== Written request ==
Copy every line of the data that includes the string "Student".

[Data records]
::::::

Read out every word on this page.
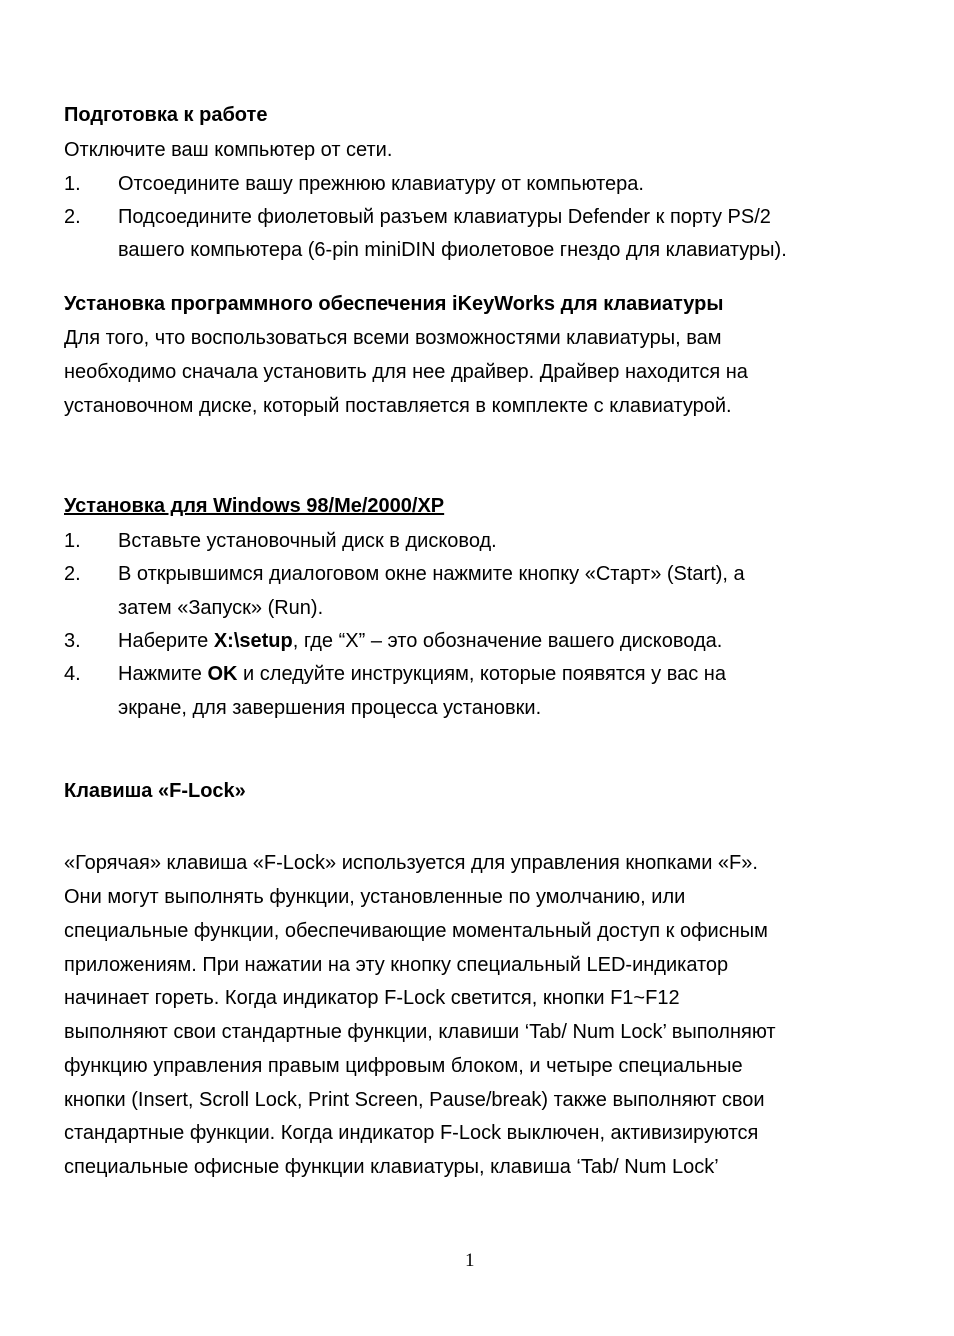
Подготовка к работе
Отключите ваш компьютер от сети.
1. Отсоедините вашу прежнюю клавиатуру от компьютера.
2. Подсоедините фиолетовый разъем клавиатуры Defender к порту PS/2
вашего компьютера (6-pin miniDIN фиолетовое гнездо для клавиатуры).
Установка программного обеспечения iKeyWorks для клавиатуры
Для того, что воспользоваться всеми возможностями клавиатуры, вам
необходимо сначала установить для нее драйвер. Драйвер находится на
установочном диске, который поставляется в комплекте с клавиатурой.
Установка для Windows 98/Me/2000/XP
1. Вставьте установочный диск в дисковод.
2. В открывшимся диалоговом окне нажмите кнопку «Старт» (Start), а
затем «Запуск» (Run).
3. Наберите X:\setup, где “X” – это обозначение вашего дисковода.
4. Нажмите OK и следуйте инструкциям, которые появятся у вас на
экране, для завершения процесса установки.
Клавиша «F-Lock»
«Горячая» клавиша «F-Lock» используется для управления кнопками «F».
Они могут выполнять функции, установленные по умолчанию, или
специальные функции, обеспечивающие моментальный доступ к офисным
приложениям. При нажатии на эту кнопку специальный LED-индикатор
начинает гореть. Когда индикатор F-Lock светится, кнопки F1~F12
выполняют свои стандартные функции, клавиши ‘Tab/ Num Lock’ выполняют
функцию управления правым цифровым блоком, и четыре специальные
кнопки (Insert, Scroll Lock, Print Screen, Pause/break) также выполняют свои
стандартные функции. Когда индикатор F-Lock выключен, активизируются
специальные офисные функции клавиатуры, клавиша ‘Tab/ Num Lock’
1
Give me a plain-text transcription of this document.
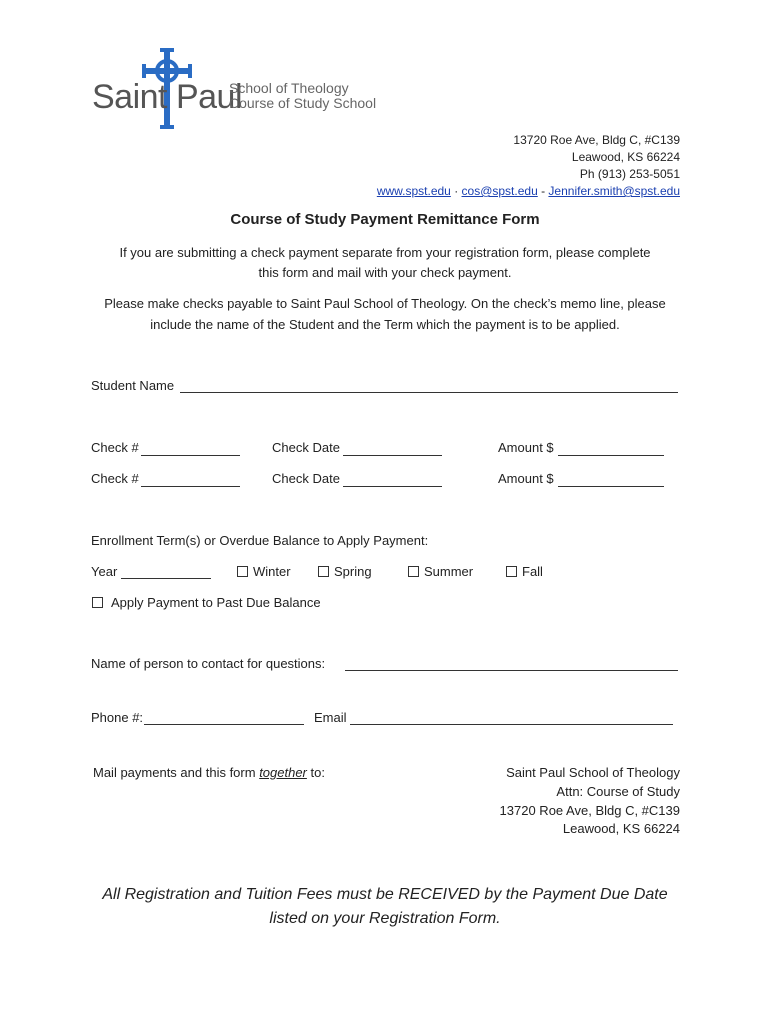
Saint Paul
School of Theology
Course of Study School
13720 Roe Ave, Bldg C, #C139
Leawood, KS 66224
Ph (913) 253-5051
www.spst.edu · cos@spst.edu - Jennifer.smith@spst.edu
Course of Study Payment Remittance Form
If you are submitting a check payment separate from your registration form, please complete
this form and mail with your check payment.
Please make checks payable to Saint Paul School of Theology. On the check’s memo line, please
include the name of the Student and the Term which the payment is to be applied.
Student Name
Check #	Check Date	Amount $
Check #	Check Date	Amount $
Enrollment Term(s) or Overdue Balance to Apply Payment:
Year	Winter	Spring	Summer	Fall
Apply Payment to Past Due Balance
Name of person to contact for questions:
Phone #:	Email
Mail payments and this form together to:	Saint Paul School of Theology
Attn: Course of Study
13720 Roe Ave, Bldg C, #C139
Leawood, KS 66224
All Registration and Tuition Fees must be RECEIVED by the Payment Due Date
listed on your Registration Form.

::::::

== Task answer ==
include the name of the Student and the Term which the payment is to be applied.
Student Name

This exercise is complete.